## Start PROVIDED MATERIAL
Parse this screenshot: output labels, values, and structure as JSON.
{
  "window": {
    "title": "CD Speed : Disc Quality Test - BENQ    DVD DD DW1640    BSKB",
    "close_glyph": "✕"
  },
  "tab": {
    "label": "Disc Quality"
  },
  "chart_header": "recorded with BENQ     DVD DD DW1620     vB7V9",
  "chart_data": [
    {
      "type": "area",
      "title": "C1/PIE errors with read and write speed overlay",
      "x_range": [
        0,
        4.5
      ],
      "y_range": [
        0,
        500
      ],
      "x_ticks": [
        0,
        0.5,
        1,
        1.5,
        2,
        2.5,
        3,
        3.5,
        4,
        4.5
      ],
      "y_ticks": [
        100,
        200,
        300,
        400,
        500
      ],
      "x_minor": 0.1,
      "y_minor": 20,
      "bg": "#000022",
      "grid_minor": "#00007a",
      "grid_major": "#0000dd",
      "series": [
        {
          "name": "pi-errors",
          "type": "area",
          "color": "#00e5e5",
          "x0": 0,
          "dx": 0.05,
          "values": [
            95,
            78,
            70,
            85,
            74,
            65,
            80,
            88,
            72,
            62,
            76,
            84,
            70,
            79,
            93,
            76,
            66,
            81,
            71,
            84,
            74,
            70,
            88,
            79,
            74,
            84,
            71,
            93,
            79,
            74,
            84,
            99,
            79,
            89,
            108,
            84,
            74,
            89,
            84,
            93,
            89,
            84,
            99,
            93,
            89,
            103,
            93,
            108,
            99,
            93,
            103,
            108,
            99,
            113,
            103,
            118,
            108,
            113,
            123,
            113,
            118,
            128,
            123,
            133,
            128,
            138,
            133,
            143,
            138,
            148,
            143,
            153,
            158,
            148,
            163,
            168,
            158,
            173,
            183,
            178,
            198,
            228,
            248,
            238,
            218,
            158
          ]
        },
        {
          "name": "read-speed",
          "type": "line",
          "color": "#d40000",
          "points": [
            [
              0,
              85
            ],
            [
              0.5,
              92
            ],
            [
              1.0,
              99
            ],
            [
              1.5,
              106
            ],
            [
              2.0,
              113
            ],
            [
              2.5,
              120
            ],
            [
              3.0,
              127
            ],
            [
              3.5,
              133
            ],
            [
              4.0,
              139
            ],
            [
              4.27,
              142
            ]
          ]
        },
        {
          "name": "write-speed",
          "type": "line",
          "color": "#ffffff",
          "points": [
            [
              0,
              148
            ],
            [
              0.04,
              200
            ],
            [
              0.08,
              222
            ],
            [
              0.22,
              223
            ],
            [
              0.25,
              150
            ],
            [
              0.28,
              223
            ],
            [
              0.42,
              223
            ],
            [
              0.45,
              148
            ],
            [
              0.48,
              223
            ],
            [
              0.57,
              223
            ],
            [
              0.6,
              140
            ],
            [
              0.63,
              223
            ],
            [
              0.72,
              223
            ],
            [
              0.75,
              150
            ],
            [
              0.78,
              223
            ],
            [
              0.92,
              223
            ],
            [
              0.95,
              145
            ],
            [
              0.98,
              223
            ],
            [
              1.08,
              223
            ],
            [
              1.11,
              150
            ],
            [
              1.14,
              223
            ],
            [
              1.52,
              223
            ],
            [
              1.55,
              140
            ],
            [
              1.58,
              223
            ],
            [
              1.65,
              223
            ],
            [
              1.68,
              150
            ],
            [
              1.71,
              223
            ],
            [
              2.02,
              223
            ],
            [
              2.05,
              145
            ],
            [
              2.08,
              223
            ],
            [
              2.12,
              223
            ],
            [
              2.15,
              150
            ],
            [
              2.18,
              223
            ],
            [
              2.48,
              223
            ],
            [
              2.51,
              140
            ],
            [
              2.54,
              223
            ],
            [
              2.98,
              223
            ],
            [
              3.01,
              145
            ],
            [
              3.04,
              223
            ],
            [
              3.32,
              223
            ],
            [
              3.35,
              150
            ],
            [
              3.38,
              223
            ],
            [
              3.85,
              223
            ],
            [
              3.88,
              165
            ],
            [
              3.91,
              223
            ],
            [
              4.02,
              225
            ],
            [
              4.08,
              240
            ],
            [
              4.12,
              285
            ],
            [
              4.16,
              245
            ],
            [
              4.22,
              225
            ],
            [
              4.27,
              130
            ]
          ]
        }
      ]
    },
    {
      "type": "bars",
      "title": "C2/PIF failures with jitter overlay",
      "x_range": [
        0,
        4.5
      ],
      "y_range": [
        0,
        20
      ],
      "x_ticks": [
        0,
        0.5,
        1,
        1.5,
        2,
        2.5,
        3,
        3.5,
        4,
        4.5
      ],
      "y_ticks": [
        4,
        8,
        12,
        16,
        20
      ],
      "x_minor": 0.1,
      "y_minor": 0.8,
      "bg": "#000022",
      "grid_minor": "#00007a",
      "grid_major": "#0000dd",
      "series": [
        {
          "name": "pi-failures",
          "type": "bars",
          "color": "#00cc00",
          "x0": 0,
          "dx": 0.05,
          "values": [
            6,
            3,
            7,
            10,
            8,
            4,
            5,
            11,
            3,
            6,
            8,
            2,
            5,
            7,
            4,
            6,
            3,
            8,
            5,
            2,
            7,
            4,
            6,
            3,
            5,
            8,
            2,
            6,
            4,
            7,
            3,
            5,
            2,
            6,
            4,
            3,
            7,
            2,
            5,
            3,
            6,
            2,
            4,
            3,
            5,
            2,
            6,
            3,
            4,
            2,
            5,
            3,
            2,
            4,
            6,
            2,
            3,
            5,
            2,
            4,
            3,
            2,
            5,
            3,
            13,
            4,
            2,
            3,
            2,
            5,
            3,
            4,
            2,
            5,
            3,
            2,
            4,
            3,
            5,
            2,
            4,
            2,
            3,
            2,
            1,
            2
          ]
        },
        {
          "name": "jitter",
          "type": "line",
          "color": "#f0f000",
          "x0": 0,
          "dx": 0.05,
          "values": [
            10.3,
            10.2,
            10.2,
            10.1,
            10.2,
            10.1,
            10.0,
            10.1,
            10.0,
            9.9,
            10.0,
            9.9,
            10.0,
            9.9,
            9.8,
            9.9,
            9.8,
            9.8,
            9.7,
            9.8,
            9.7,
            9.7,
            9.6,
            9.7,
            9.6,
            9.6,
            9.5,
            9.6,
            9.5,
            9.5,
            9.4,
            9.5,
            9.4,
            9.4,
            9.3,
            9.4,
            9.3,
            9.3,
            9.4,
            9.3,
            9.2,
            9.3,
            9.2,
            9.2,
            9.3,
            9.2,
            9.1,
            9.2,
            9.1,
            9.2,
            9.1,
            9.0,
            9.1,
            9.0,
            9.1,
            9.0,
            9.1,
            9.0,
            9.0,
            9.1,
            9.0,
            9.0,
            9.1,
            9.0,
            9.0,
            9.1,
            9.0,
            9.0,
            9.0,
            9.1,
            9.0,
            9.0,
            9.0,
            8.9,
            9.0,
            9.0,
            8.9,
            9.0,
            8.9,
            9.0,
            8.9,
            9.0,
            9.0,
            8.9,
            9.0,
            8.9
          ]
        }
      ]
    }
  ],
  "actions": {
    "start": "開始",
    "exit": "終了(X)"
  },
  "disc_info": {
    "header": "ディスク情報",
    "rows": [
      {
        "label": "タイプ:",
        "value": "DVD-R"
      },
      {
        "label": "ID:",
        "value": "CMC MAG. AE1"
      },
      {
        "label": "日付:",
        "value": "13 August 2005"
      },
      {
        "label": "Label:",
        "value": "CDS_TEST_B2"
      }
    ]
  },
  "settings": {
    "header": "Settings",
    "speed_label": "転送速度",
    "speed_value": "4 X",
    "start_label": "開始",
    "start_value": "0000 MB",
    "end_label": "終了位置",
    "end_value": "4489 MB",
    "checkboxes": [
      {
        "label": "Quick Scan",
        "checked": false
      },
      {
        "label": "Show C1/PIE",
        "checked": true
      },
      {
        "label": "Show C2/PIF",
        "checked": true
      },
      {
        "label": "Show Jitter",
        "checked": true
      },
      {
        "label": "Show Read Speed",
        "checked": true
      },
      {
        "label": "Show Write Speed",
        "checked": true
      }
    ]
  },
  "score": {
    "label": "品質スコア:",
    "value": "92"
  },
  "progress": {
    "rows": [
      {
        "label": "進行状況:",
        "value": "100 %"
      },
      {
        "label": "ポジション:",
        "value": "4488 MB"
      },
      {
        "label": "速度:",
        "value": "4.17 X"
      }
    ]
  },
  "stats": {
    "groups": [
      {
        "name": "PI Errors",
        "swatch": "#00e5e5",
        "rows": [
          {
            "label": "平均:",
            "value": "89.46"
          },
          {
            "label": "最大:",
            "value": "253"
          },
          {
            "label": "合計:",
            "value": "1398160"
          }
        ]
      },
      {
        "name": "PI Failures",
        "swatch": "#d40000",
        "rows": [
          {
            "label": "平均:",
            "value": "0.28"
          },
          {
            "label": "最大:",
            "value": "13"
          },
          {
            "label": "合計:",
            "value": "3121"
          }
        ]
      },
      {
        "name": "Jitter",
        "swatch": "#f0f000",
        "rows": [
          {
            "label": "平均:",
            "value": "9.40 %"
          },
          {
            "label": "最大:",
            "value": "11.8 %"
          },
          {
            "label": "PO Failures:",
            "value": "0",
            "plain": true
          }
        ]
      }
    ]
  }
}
## End PROVIDED MATERIAL
**EXERCISE DETAILS**
Gather every line from the listing above in which the word "Quality" appears.

**SOLUTION**
    "title": "CD Speed : Disc Quality Test - BENQ    DVD DD DW1640    BSKB",
    "label": "Disc Quality"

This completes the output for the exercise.